▶ Problem statement: Identify the lines that include the word "비증후군성", then copy all of them.

Collection entries

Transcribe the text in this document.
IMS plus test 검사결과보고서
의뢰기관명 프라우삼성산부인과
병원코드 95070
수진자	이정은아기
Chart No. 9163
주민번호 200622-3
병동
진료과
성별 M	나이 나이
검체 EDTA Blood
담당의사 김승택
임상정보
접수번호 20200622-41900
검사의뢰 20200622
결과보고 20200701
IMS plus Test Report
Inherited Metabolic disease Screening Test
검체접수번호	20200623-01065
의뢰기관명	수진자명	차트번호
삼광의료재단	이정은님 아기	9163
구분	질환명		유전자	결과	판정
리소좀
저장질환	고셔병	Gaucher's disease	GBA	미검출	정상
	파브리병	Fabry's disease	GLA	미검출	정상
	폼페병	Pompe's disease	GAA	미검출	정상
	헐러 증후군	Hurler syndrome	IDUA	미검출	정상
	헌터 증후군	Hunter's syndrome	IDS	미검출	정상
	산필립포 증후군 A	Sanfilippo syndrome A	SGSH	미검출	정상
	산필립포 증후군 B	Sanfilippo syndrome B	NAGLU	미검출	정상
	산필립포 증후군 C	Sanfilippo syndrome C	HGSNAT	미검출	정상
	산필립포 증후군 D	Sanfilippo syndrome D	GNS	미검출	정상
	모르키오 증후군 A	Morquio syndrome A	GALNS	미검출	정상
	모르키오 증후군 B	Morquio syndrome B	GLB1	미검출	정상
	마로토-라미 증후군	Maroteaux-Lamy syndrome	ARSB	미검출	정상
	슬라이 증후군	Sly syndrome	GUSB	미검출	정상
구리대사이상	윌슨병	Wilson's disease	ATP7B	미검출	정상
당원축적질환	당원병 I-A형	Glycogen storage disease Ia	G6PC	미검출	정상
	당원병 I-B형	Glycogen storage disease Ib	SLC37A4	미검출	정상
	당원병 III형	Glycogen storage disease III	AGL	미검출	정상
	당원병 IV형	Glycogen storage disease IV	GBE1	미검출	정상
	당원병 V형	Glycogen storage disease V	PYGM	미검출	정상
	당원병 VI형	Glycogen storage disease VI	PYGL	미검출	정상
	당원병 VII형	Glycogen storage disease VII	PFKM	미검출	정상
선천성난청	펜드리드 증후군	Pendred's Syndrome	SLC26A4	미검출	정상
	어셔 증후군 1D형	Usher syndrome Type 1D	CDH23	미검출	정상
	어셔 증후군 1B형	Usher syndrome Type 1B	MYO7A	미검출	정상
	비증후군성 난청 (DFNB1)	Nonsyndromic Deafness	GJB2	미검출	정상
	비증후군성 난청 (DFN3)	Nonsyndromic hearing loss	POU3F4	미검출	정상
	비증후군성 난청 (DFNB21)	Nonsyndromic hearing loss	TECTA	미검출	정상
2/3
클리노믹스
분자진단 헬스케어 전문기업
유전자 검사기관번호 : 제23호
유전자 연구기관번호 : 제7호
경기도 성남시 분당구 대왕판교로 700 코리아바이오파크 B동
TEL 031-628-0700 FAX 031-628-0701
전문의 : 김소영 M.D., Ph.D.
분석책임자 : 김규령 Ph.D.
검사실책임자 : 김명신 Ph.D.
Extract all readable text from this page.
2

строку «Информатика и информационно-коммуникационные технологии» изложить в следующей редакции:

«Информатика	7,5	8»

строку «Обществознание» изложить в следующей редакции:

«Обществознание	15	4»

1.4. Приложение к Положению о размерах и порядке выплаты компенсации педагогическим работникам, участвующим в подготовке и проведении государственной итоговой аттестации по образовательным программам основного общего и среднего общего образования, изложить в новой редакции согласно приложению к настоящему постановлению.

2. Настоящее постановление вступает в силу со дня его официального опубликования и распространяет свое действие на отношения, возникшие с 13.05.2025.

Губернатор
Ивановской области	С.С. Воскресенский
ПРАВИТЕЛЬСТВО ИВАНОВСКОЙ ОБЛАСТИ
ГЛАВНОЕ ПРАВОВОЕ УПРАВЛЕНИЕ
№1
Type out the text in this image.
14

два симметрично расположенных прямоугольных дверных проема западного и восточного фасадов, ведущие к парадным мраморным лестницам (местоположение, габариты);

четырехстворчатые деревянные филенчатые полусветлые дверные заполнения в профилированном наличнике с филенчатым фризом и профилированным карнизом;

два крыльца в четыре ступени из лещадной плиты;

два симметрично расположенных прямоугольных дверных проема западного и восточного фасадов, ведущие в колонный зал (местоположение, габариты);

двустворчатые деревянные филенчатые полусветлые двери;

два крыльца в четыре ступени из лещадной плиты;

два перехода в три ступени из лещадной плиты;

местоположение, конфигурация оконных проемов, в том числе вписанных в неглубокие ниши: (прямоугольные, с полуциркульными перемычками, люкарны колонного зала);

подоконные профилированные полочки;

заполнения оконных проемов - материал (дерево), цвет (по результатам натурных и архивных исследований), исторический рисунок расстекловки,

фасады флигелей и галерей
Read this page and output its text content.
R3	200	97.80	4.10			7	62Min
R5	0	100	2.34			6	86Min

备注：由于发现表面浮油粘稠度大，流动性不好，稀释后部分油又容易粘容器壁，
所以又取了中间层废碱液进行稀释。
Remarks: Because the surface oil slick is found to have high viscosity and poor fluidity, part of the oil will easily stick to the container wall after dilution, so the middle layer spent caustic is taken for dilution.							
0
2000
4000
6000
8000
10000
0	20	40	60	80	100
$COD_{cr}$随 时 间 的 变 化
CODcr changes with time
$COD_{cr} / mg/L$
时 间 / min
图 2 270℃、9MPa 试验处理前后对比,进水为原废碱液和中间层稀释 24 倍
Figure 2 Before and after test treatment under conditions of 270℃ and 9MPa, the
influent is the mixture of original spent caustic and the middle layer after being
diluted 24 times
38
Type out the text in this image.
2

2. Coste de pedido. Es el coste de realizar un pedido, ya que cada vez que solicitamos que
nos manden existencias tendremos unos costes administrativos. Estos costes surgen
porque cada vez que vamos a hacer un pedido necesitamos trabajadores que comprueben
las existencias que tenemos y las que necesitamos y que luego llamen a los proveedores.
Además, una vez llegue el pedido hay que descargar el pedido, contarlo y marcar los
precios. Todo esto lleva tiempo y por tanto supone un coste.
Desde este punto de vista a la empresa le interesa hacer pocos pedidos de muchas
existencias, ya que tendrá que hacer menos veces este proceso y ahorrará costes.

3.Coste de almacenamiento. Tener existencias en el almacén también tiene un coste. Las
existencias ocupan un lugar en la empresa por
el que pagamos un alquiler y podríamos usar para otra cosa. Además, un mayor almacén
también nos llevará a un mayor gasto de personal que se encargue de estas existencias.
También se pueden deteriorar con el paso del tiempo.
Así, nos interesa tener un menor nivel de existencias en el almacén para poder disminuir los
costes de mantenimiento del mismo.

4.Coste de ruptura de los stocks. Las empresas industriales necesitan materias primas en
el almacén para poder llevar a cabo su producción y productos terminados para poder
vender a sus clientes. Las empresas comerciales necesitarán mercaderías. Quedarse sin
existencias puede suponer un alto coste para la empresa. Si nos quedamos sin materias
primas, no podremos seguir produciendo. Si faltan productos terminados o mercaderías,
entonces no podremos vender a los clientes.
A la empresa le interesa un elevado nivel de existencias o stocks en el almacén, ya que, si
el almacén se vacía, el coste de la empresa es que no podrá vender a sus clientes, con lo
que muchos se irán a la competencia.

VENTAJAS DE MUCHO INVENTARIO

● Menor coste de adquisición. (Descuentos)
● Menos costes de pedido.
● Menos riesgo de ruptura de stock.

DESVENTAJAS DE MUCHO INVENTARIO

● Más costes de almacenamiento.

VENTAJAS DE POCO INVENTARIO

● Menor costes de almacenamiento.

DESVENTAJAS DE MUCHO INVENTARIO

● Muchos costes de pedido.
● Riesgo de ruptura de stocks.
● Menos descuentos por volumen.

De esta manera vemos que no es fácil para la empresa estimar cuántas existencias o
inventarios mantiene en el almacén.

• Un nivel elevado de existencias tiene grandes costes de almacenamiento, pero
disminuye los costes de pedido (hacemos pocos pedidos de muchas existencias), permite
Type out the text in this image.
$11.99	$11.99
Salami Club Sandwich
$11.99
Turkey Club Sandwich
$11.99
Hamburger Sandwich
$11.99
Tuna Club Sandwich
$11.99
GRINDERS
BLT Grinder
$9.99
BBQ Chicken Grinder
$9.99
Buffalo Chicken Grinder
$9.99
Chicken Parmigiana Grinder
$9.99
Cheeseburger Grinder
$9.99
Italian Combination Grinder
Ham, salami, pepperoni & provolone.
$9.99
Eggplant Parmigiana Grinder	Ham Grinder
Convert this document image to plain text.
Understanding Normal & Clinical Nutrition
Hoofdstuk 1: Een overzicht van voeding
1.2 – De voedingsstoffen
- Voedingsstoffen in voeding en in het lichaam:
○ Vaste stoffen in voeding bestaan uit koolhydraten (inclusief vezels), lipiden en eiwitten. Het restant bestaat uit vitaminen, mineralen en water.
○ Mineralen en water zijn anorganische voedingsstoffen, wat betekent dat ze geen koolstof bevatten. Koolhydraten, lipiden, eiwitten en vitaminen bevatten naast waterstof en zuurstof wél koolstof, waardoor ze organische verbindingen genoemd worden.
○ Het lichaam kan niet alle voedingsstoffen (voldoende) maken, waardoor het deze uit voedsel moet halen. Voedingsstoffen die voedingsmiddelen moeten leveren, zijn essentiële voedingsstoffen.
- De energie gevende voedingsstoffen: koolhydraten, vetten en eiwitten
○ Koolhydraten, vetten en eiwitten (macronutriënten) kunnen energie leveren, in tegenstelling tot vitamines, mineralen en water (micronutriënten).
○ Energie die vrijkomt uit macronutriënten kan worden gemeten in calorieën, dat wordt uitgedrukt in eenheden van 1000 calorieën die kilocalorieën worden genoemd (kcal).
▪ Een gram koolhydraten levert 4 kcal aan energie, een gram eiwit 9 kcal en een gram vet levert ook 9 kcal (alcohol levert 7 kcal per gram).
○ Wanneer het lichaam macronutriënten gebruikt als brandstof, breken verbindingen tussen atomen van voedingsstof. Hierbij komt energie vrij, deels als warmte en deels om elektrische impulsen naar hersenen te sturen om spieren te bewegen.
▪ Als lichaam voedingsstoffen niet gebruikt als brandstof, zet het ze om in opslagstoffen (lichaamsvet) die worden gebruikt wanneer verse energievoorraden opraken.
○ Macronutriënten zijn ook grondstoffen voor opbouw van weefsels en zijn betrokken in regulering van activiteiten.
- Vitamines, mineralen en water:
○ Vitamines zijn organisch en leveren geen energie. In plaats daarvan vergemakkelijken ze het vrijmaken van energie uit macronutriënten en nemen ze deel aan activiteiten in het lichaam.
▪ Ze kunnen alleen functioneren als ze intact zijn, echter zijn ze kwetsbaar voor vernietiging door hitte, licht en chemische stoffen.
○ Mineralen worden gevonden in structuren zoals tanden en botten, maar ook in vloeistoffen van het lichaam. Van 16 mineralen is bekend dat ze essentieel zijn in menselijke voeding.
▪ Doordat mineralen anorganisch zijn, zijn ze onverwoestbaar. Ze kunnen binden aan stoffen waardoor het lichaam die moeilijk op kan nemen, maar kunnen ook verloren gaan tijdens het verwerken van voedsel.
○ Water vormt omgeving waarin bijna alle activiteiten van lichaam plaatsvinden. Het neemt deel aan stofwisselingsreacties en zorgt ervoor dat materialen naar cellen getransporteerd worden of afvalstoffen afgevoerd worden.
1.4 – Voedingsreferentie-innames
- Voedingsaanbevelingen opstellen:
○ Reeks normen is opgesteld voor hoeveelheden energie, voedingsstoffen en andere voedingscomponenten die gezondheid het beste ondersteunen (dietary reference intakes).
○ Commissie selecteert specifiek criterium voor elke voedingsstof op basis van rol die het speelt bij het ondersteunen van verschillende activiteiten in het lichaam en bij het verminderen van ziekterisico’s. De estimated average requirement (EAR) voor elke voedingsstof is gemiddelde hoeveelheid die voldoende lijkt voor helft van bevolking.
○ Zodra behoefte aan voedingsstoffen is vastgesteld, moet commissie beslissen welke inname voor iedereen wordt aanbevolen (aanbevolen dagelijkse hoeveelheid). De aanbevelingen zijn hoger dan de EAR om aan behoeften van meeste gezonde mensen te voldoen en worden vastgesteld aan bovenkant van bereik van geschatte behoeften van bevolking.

▶ Task output:
	비증후군성 난청 (DFNB1)	Nonsyndromic Deafness	GJB2	미검출	정상
	비증후군성 난청 (DFN3)	Nonsyndromic hearing loss	POU3F4	미검출	정상
	비증후군성 난청 (DFNB21)	Nonsyndromic hearing loss	TECTA	미검출	정상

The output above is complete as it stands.